*STATED TASK*: Nothing in the records may be left out or altered; reproduce them all exactly.

*MATERIAL TO PROCESS*:
····················

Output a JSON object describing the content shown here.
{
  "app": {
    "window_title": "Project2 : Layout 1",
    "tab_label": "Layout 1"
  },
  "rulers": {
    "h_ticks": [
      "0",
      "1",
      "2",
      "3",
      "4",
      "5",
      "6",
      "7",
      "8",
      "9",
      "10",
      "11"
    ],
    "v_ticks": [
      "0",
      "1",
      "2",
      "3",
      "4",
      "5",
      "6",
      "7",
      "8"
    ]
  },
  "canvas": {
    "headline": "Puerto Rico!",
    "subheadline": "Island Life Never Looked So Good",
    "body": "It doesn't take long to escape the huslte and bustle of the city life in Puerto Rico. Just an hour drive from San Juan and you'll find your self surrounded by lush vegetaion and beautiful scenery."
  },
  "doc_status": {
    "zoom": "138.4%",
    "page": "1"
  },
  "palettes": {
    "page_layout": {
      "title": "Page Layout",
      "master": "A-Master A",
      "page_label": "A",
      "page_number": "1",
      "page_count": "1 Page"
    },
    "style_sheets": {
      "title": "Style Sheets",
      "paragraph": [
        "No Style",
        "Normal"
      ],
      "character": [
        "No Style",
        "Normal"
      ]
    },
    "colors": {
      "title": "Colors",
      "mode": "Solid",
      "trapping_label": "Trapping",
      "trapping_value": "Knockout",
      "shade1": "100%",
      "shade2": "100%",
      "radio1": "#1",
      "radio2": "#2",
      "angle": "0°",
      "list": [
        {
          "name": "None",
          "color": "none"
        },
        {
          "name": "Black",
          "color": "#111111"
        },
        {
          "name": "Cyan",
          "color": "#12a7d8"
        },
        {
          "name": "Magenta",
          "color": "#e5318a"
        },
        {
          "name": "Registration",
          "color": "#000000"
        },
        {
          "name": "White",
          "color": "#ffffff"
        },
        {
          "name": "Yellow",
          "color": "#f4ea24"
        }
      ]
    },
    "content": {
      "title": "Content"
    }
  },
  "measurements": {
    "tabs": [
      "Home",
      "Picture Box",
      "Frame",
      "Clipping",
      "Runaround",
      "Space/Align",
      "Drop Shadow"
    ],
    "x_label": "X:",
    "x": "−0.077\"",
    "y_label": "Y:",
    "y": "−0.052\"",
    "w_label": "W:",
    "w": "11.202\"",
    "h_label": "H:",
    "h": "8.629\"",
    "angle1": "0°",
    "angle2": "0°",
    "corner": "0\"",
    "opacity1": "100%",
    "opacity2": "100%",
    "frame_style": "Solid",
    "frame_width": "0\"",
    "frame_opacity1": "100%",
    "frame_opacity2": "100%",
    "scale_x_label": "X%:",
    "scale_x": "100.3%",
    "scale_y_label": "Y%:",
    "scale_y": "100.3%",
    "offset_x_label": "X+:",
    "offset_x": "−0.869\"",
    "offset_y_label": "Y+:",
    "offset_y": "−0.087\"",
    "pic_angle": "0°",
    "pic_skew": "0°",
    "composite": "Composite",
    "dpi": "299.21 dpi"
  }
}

····················

*EXERCISE SOLUTION*:
Output a JSON object describing the content shown here.
{
  "app": {
    "window_title": "Project2 : Layout 1",
    "tab_label": "Layout 1"
  },
  "rulers": {
    "h_ticks": [
      "0",
      "1",
      "2",
      "3",
      "4",
      "5",
      "6",
      "7",
      "8",
      "9",
      "10",
      "11"
    ],
    "v_ticks": [
      "0",
      "1",
      "2",
      "3",
      "4",
      "5",
      "6",
      "7",
      "8"
    ]
  },
  "canvas": {
    "headline": "Puerto Rico!",
    "subheadline": "Island Life Never Looked So Good",
    "body": "It doesn't take long to escape the huslte and bustle of the city life in Puerto Rico. Just an hour drive from San Juan and you'll find your self surrounded by lush vegetaion and beautiful scenery."
  },
  "doc_status": {
    "zoom": "138.4%",
    "page": "1"
  },
  "palettes": {
    "page_layout": {
      "title": "Page Layout",
      "master": "A-Master A",
      "page_label": "A",
      "page_number": "1",
      "page_count": "1 Page"
    },
    "style_sheets": {
      "title": "Style Sheets",
      "paragraph": [
        "No Style",
        "Normal"
      ],
      "character": [
        "No Style",
        "Normal"
      ]
    },
    "colors": {
      "title": "Colors",
      "mode": "Solid",
      "trapping_label": "Trapping",
      "trapping_value": "Knockout",
      "shade1": "100%",
      "shade2": "100%",
      "radio1": "#1",
      "radio2": "#2",
      "angle": "0°",
      "list": [
        {
          "name": "None",
          "color": "none"
        },
        {
          "name": "Black",
          "color": "#111111"
        },
        {
          "name": "Cyan",
          "color": "#12a7d8"
        },
        {
          "name": "Magenta",
          "color": "#e5318a"
        },
        {
          "name": "Registration",
          "color": "#000000"
        },
        {
          "name": "White",
          "color": "#ffffff"
        },
        {
          "name": "Yellow",
          "color": "#f4ea24"
        }
      ]
    },
    "content": {
      "title": "Content"
    }
  },
  "measurements": {
    "tabs": [
      "Home",
      "Picture Box",
      "Frame",
      "Clipping",
      "Runaround",
      "Space/Align",
      "Drop Shadow"
    ],
    "x_label": "X:",
    "x": "−0.077\"",
    "y_label": "Y:",
    "y": "−0.052\"",
    "w_label": "W:",
    "w": "11.202\"",
    "h_label": "H:",
    "h": "8.629\"",
    "angle1": "0°",
    "angle2": "0°",
    "corner": "0\"",
    "opacity1": "100%",
    "opacity2": "100%",
    "frame_style": "Solid",
    "frame_width": "0\"",
    "frame_opacity1": "100%",
    "frame_opacity2": "100%",
    "scale_x_label": "X%:",
    "scale_x": "100.3%",
    "scale_y_label": "Y%:",
    "scale_y": "100.3%",
    "offset_x_label": "X+:",
    "offset_x": "−0.869\"",
    "offset_y_label": "Y+:",
    "offset_y": "−0.087\"",
    "pic_angle": "0°",
    "pic_skew": "0°",
    "composite": "Composite",
    "dpi": "299.21 dpi"
  }
}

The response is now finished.